• [Source text]

— start —

United States v. Lewis Brown

95 F.3d 1153

NOTICE: Sixth Circuit Rule 24(c) states that citation of unpublished dispositions is disfavored except for establishing res judicata, estoppel, or the law of the case and requires service of copies of cited unpublished dispositions of the Sixth Circuit.
UNITED STATES of America, Plaintiff-Appellant,
v.
Lewis BROWN, Defendant-Appellee.

No. 96-3074.

United States Court of Appeals, Sixth Circuit.

Aug. 26, 1996.

On Appeal from the United States District Court for the Northern District of Ohio, No. 95-00147; Kathleen M. O'Malley, Judge.

N.D.Ohio

REVERSED.

Before: GUY, and BATCHELDER, Circuit Judges, and SPIEGEL, District Judge.*

BATCHELDER, Circuit Judge.

1

The government brings this appeal from the district court's decision to grant defendant Lewis Brown's motion in limine to exclude evidence obtained subsequent to Brown's arrest. The district court granted this motion on two alternate theories, both premised on the view that the question raised by Brown's motion was properly one of authentication of the evidence. Our review of the issues on appeal leads us to conclude that the district court erred in treating Brown's motion as raising authentication issues at all. For reasons explained in greater detail below, we REVERSE and REMAND with instructions for the district court to permit the evidence to be introduced at trial.

I.

2

During the course of federal undercover narcotics operations, a cooperating arrestee, Levester Johnson, named Lewis Brown and Norman Grant as his cocaine suppliers. Johnson provided federal agents with information regarding defendants' drug operations, including Brown's pager number, that both Brown and Grant were Jamaican, and the name of another client. Johnson indicated that he regularly purchased substantial quantities of cocaine from Brown starting in 1994. According to Johnson, some time in 1994, Grant became involved in Brown's drug trade, both Brown and Grant delivered cocaine to Johnson, and both often called upon Johnson to inquire about his demand for the illegal drug. Finally, Johnson indicated that Brown was awaiting a twelve-kilogram shipment of cocaine which would be available by March 6, 1995.

3

On March 6, 1995, Johnson, working with an undercover agent of the Drug Enforcement Administration ("DEA"), arranged for a controlled purchase of (what he understood would be) two kilograms of cocaine. Late in the morning, law enforcement officials established surveillance at Johnson's residence. Shortly after noon, Johnson received a call from Brown verifying that he would soon arrive.

— end —

• [Data]
— start —

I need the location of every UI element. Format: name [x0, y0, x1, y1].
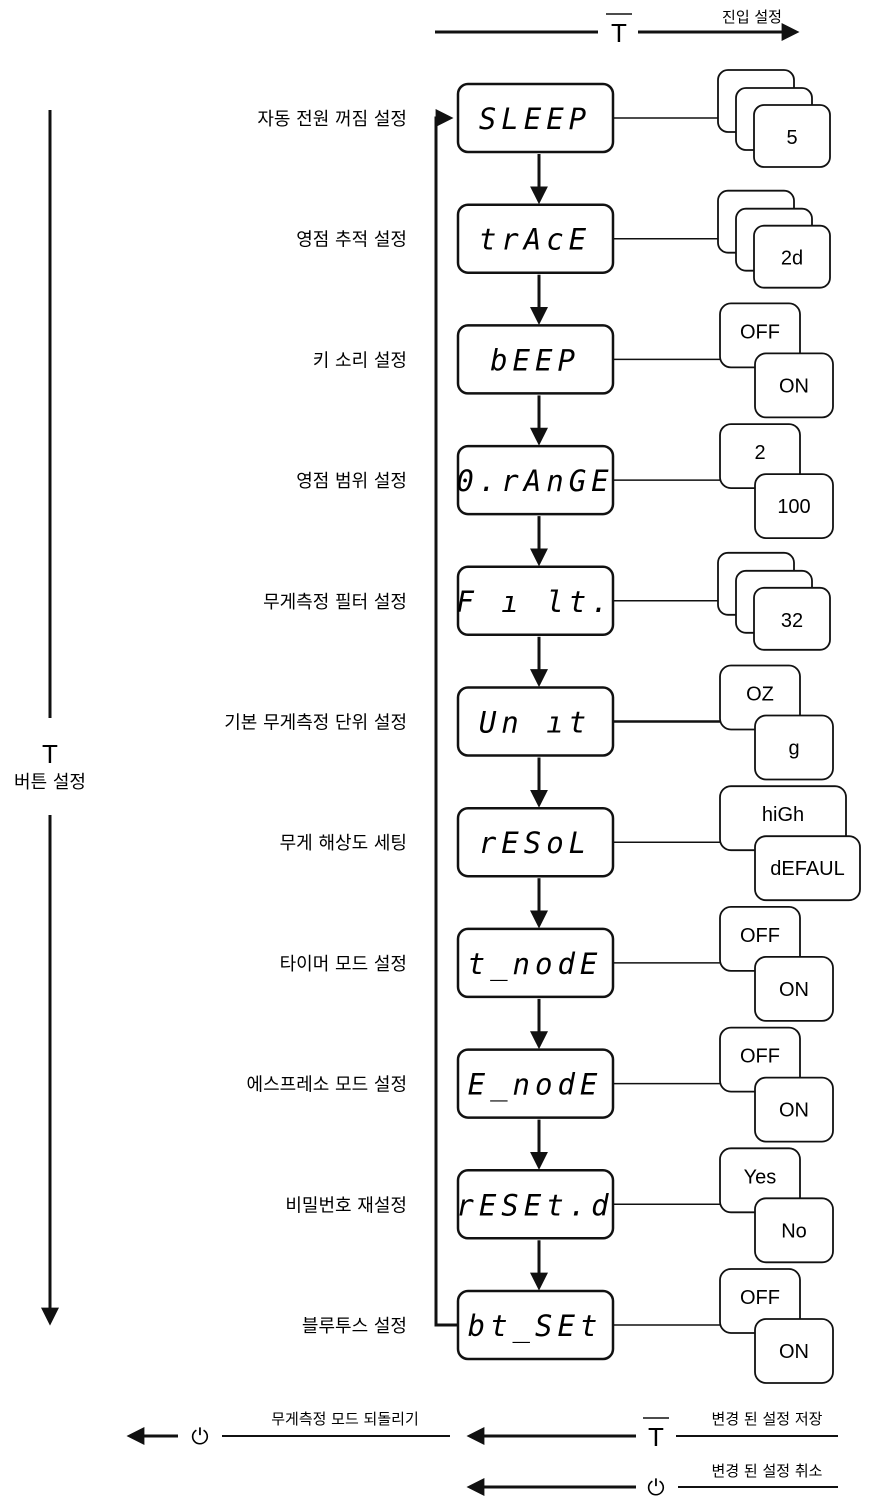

— end —

• [What is asked]
1. In one to three sentences, explain why the court opinion reverses the district court's decision on Brown's motion in limine.
2. Please resume the court opinion after its final sentence, picking up the account of March 6, 1995.
The listing is separate from the court opinion.

• [Results of the exercise]
1. The district court granted the motion on two alternate theories, both resting on the view that Brown's motion raised a question of authentication of the evidence. The appeals court concluded that the district court erred in treating the motion as raising authentication issues at all, so it reversed and remanded with instructions to let the evidence be introduced at trial.

2.
4

At nearly half past twelve, a white Nissan with two occupants arrived and parked in the street, near Johnson's residence. As the passenger approached Johnson's residence, agents of the Federal Bureau of Investigation attempted to arrest him, but he fled. During the ensuing chase, the fleeing passenger dropped a handgun, and when agents eventually seized him, they discovered that he carried identification bearing the name of Lewis Brown.

5

Simultaneously, the driver of the white Nissan attempted to drive away from the scene. After a brief high-speed chase, police discovered the Nissan, its trunk open, abandoned in a driveway. One of the residents of the house where the car was abandoned told the police that he had seen a black male, wearing a black cap and glasses, and carrying a black, pouch-type bag, running into his backyard.

6

Shortly thereafter, a DEA agent spotted and approached the suspect, who was wearing a black cap and glasses, and who, although he had no black pouch in his possession, was carrying currency in excess of $4,000.00, and the keys to the abandoned Nissan. The DEA agent learned that he was a Jamaican by the name of Norman. His wallet contained a Florida driver's license in the name of Norman Grant, as well as Johnson's (and Johnson's brother's) telephone and pager numbers.

7

The resident of the house could not positively identify Grant as the man he had seen run into his backyard. Law enforcement officials searched the area near the abandoned automobile for cocaine, but found nothing.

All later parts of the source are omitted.